> Directions for this task
Restate each of the lines below word for word and drop every picture.

> Available records
━━━━━━━━━━━━━━━━━━━━

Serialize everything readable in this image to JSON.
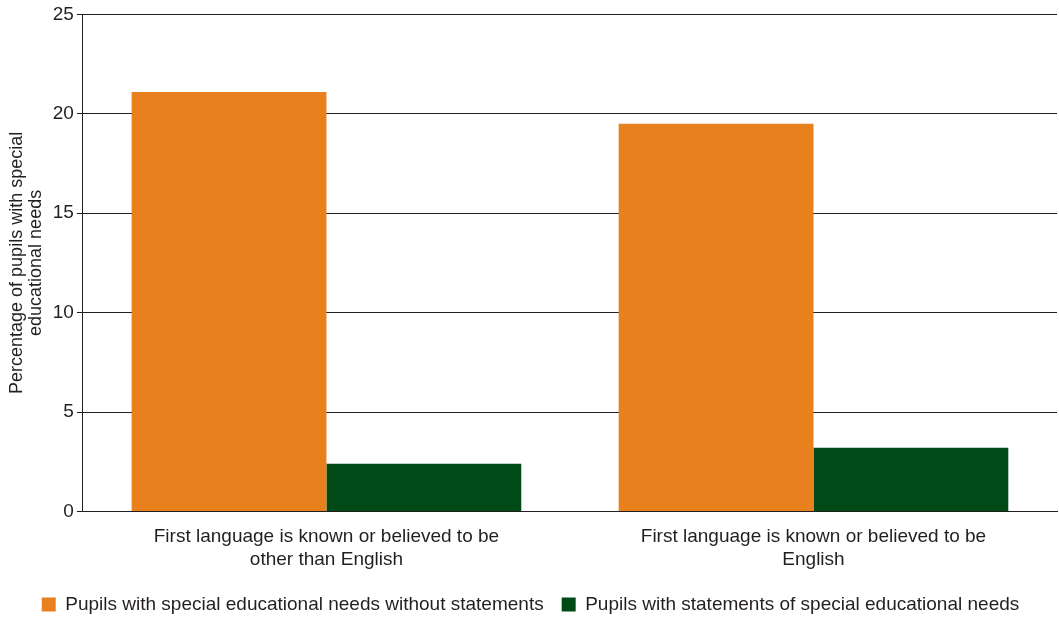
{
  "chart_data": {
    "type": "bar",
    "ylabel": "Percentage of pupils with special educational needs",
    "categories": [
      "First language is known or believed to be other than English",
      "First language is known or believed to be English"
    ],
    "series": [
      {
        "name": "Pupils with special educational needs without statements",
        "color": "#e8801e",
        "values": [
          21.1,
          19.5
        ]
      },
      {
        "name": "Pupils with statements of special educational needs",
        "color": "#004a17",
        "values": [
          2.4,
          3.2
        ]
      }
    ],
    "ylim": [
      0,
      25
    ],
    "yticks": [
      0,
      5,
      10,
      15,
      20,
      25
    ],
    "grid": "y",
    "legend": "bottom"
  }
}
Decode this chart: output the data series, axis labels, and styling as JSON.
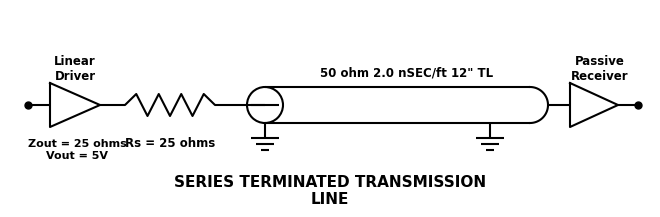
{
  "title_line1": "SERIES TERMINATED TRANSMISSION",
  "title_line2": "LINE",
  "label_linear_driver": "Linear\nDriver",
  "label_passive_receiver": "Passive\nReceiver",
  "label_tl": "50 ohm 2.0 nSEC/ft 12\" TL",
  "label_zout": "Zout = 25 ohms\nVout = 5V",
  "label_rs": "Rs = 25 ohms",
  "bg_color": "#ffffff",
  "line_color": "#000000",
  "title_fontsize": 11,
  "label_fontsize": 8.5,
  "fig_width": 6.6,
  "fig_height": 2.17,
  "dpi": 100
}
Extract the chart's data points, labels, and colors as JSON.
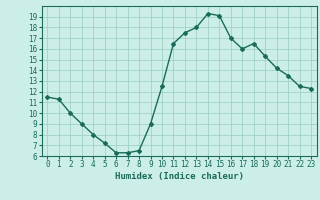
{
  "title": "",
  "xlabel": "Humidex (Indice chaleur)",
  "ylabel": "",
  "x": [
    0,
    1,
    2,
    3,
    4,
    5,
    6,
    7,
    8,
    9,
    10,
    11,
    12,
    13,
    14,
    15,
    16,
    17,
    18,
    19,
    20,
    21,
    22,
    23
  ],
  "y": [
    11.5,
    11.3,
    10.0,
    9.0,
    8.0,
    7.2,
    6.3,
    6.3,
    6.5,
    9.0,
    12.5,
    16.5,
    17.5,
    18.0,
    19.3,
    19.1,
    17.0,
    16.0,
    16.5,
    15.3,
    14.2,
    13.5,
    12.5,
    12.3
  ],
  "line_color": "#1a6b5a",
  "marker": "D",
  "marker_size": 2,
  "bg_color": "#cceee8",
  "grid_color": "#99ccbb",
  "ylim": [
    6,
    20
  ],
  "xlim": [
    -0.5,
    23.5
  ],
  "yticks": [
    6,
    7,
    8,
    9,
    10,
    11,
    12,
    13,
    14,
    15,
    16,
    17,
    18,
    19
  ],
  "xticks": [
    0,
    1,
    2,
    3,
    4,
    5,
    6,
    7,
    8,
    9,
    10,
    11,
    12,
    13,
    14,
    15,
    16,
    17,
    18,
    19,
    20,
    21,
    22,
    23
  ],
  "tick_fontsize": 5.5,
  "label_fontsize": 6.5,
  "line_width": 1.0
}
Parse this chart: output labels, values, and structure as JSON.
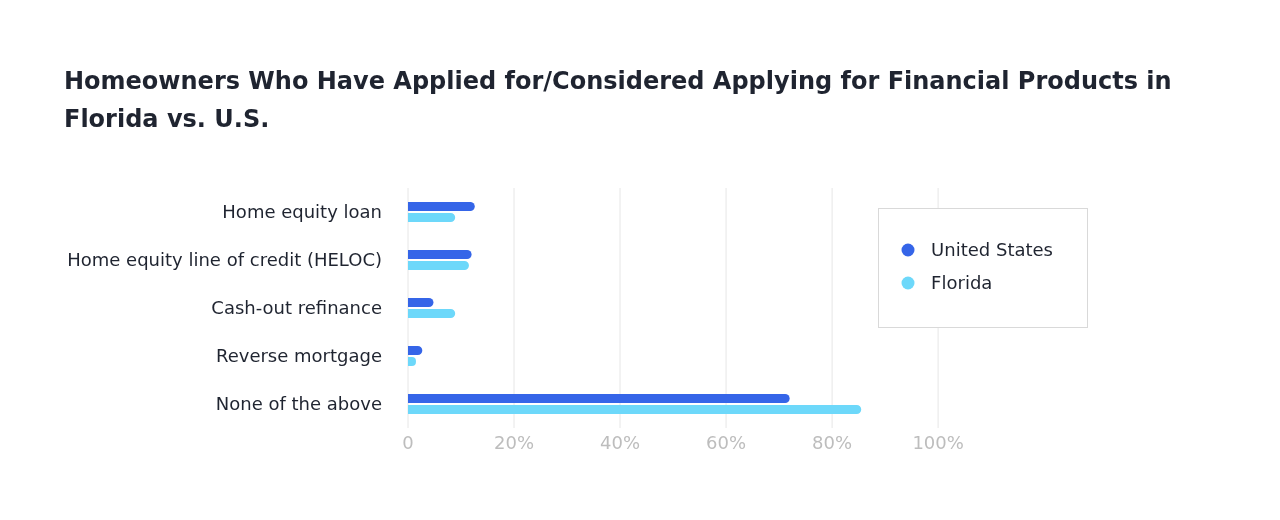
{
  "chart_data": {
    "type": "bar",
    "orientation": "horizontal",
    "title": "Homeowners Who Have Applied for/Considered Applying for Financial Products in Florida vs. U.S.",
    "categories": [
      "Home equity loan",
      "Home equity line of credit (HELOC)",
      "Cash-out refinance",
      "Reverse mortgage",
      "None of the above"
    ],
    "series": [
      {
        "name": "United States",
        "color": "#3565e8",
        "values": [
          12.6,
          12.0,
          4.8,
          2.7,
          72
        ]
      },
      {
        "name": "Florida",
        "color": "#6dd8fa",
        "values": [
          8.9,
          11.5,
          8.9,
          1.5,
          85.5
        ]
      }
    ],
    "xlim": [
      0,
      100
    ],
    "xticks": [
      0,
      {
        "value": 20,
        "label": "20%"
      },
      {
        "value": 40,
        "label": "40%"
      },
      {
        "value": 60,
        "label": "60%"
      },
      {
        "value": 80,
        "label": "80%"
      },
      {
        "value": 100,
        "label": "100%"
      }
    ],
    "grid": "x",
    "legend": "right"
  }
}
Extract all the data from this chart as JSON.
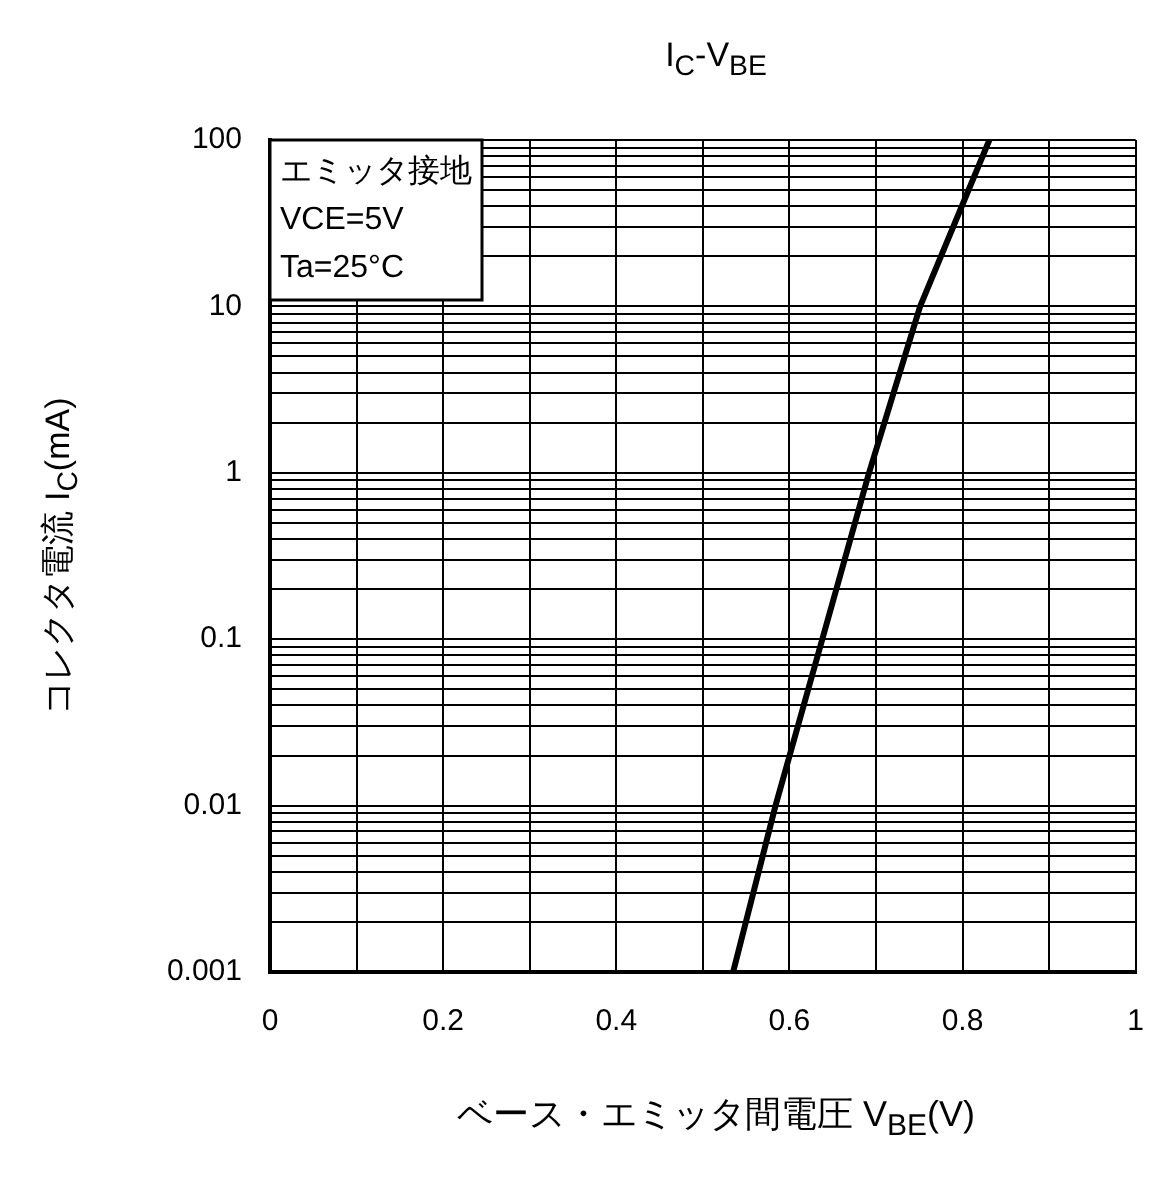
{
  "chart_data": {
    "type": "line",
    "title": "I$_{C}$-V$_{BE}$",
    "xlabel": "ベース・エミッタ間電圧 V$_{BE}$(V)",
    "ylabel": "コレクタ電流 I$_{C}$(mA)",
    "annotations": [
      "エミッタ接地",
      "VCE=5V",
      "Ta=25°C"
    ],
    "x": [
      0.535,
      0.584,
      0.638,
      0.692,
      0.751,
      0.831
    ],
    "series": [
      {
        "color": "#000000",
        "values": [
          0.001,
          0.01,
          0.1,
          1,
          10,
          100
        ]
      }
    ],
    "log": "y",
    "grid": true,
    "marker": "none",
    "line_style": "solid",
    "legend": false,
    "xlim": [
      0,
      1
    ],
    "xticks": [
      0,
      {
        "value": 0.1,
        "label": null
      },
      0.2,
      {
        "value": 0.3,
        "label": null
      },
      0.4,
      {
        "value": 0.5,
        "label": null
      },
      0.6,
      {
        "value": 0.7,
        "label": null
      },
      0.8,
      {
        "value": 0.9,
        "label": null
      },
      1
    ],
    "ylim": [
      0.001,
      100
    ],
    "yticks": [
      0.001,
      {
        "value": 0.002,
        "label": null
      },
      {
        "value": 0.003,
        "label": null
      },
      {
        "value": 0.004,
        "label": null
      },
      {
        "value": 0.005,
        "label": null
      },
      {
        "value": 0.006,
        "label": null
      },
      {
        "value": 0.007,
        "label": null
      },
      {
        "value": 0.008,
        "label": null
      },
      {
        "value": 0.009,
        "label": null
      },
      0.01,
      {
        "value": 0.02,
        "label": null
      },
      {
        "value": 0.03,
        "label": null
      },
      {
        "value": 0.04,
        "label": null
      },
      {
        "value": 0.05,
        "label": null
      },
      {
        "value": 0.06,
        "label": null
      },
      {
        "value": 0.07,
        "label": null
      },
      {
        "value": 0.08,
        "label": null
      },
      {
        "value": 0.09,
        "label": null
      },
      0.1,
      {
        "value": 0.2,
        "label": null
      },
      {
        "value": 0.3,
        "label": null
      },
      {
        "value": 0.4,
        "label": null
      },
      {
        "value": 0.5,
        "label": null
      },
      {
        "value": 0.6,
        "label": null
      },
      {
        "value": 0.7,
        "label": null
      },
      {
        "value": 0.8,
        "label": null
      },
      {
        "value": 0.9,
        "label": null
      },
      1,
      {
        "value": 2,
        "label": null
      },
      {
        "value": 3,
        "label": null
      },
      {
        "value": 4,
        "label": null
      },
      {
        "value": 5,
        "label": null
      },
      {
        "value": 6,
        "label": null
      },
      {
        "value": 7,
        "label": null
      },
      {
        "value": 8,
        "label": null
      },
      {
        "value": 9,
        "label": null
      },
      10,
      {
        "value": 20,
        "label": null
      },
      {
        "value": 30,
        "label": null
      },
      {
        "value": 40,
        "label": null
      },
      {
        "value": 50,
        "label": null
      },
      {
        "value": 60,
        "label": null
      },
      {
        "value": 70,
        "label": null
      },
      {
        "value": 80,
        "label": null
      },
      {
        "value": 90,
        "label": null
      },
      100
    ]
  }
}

━━━━━━━━━━━━━━━━━━━━

> Complete answer
Serialize everything readable in this image to JSON.
{
  "chart_data": {
    "type": "bar",
    "ylabel": "Percentage of pupils with special educational needs",
    "categories": [
      "First language is known or believed to be other than English",
      "First language is known or believed to be English"
    ],
    "series": [
      {
        "name": "Pupils with special educational needs without statements",
        "color": "#e8801e",
        "values": [
          21.1,
          19.5
        ]
      },
      {
        "name": "Pupils with statements of special educational needs",
        "color": "#004a17",
        "values": [
          2.4,
          3.2
        ]
      }
    ],
    "ylim": [
      0,
      25
    ],
    "yticks": [
      0,
      5,
      10,
      15,
      20,
      25
    ],
    "grid": "y",
    "legend": "bottom"
  }
}
Decode this chart: output the data series, axis labels, and styling as JSON.
{
  "title_line1": "SERIES TERMINATED TRANSMISSION",
  "title_line2": "LINE",
  "label_linear_driver": "Linear\nDriver",
  "label_passive_receiver": "Passive\nReceiver",
  "label_tl": "50 ohm 2.0 nSEC/ft 12\" TL",
  "label_zout": "Zout = 25 ohms\nVout = 5V",
  "label_rs": "Rs = 25 ohms",
  "bg_color": "#ffffff",
  "line_color": "#000000",
  "title_fontsize": 11,
  "label_fontsize": 8.5,
  "fig_width": 6.6,
  "fig_height": 2.17,
  "dpi": 100
}
Extract the chart's data points, labels, and colors as JSON.
{
  "title": "",
  "xlabel": "Humidex (Indice chaleur)",
  "ylabel": "",
  "x": [
    0,
    1,
    2,
    3,
    4,
    5,
    6,
    7,
    8,
    9,
    10,
    11,
    12,
    13,
    14,
    15,
    16,
    17,
    18,
    19,
    20,
    21,
    22,
    23
  ],
  "y": [
    11.5,
    11.3,
    10.0,
    9.0,
    8.0,
    7.2,
    6.3,
    6.3,
    6.5,
    9.0,
    12.5,
    16.5,
    17.5,
    18.0,
    19.3,
    19.1,
    17.0,
    16.0,
    16.5,
    15.3,
    14.2,
    13.5,
    12.5,
    12.3
  ],
  "line_color": "#1a6b5a",
  "marker": "D",
  "marker_size": 2,
  "bg_color": "#cceee8",
  "grid_color": "#99ccbb",
  "ylim": [
    6,
    20
  ],
  "xlim": [
    -0.5,
    23.5
  ],
  "yticks": [
    6,
    7,
    8,
    9,
    10,
    11,
    12,
    13,
    14,
    15,
    16,
    17,
    18,
    19
  ],
  "xticks": [
    0,
    1,
    2,
    3,
    4,
    5,
    6,
    7,
    8,
    9,
    10,
    11,
    12,
    13,
    14,
    15,
    16,
    17,
    18,
    19,
    20,
    21,
    22,
    23
  ],
  "tick_fontsize": 5.5,
  "label_fontsize": 6.5,
  "line_width": 1.0
}
Parse this chart: output labels, values, and structure as JSON.
{
  "chart_data": {
    "type": "bar",
    "orientation": "horizontal",
    "title": "Homeowners Who Have Applied for/Considered Applying for Financial Products in Florida vs. U.S.",
    "categories": [
      "Home equity loan",
      "Home equity line of credit (HELOC)",
      "Cash-out refinance",
      "Reverse mortgage",
      "None of the above"
    ],
    "series": [
      {
        "name": "United States",
        "color": "#3565e8",
        "values": [
          12.6,
          12.0,
          4.8,
          2.7,
          72
        ]
      },
      {
        "name": "Florida",
        "color": "#6dd8fa",
        "values": [
          8.9,
          11.5,
          8.9,
          1.5,
          85.5
        ]
      }
    ],
    "xlim": [
      0,
      100
    ],
    "xticks": [
      0,
      {
        "value": 20,
        "label": "20%"
      },
      {
        "value": 40,
        "label": "40%"
      },
      {
        "value": 60,
        "label": "60%"
      },
      {
        "value": 80,
        "label": "80%"
      },
      {
        "value": 100,
        "label": "100%"
      }
    ],
    "grid": "x",
    "legend": "right"
  }
}
Extract all the data from this chart as JSON.
{
  "chart_data": {
    "type": "line",
    "title": "I$_{C}$-V$_{BE}$",
    "xlabel": "ベース・エミッタ間電圧 V$_{BE}$(V)",
    "ylabel": "コレクタ電流 I$_{C}$(mA)",
    "annotations": [
      "エミッタ接地",
      "VCE=5V",
      "Ta=25°C"
    ],
    "x": [
      0.535,
      0.584,
      0.638,
      0.692,
      0.751,
      0.831
    ],
    "series": [
      {
        "color": "#000000",
        "values": [
          0.001,
          0.01,
          0.1,
          1,
          10,
          100
        ]
      }
    ],
    "log": "y",
    "grid": true,
    "marker": "none",
    "line_style": "solid",
    "legend": false,
    "xlim": [
      0,
      1
    ],
    "xticks": [
      0,
      {
        "value": 0.1,
        "label": null
      },
      0.2,
      {
        "value": 0.3,
        "label": null
      },
      0.4,
      {
        "value": 0.5,
        "label": null
      },
      0.6,
      {
        "value": 0.7,
        "label": null
      },
      0.8,
      {
        "value": 0.9,
        "label": null
      },
      1
    ],
    "ylim": [
      0.001,
      100
    ],
    "yticks": [
      0.001,
      {
        "value": 0.002,
        "label": null
      },
      {
        "value": 0.003,
        "label": null
      },
      {
        "value": 0.004,
        "label": null
      },
      {
        "value": 0.005,
        "label": null
      },
      {
        "value": 0.006,
        "label": null
      },
      {
        "value": 0.007,
        "label": null
      },
      {
        "value": 0.008,
        "label": null
      },
      {
        "value": 0.009,
        "label": null
      },
      0.01,
      {
        "value": 0.02,
        "label": null
      },
      {
        "value": 0.03,
        "label": null
      },
      {
        "value": 0.04,
        "label": null
      },
      {
        "value": 0.05,
        "label": null
      },
      {
        "value": 0.06,
        "label": null
      },
      {
        "value": 0.07,
        "label": null
      },
      {
        "value": 0.08,
        "label": null
      },
      {
        "value": 0.09,
        "label": null
      },
      0.1,
      {
        "value": 0.2,
        "label": null
      },
      {
        "value": 0.3,
        "label": null
      },
      {
        "value": 0.4,
        "label": null
      },
      {
        "value": 0.5,
        "label": null
      },
      {
        "value": 0.6,
        "label": null
      },
      {
        "value": 0.7,
        "label": null
      },
      {
        "value": 0.8,
        "label": null
      },
      {
        "value": 0.9,
        "label": null
      },
      1,
      {
        "value": 2,
        "label": null
      },
      {
        "value": 3,
        "label": null
      },
      {
        "value": 4,
        "label": null
      },
      {
        "value": 5,
        "label": null
      },
      {
        "value": 6,
        "label": null
      },
      {
        "value": 7,
        "label": null
      },
      {
        "value": 8,
        "label": null
      },
      {
        "value": 9,
        "label": null
      },
      10,
      {
        "value": 20,
        "label": null
      },
      {
        "value": 30,
        "label": null
      },
      {
        "value": 40,
        "label": null
      },
      {
        "value": 50,
        "label": null
      },
      {
        "value": 60,
        "label": null
      },
      {
        "value": 70,
        "label": null
      },
      {
        "value": 80,
        "label": null
      },
      {
        "value": 90,
        "label": null
      },
      100
    ]
  }
}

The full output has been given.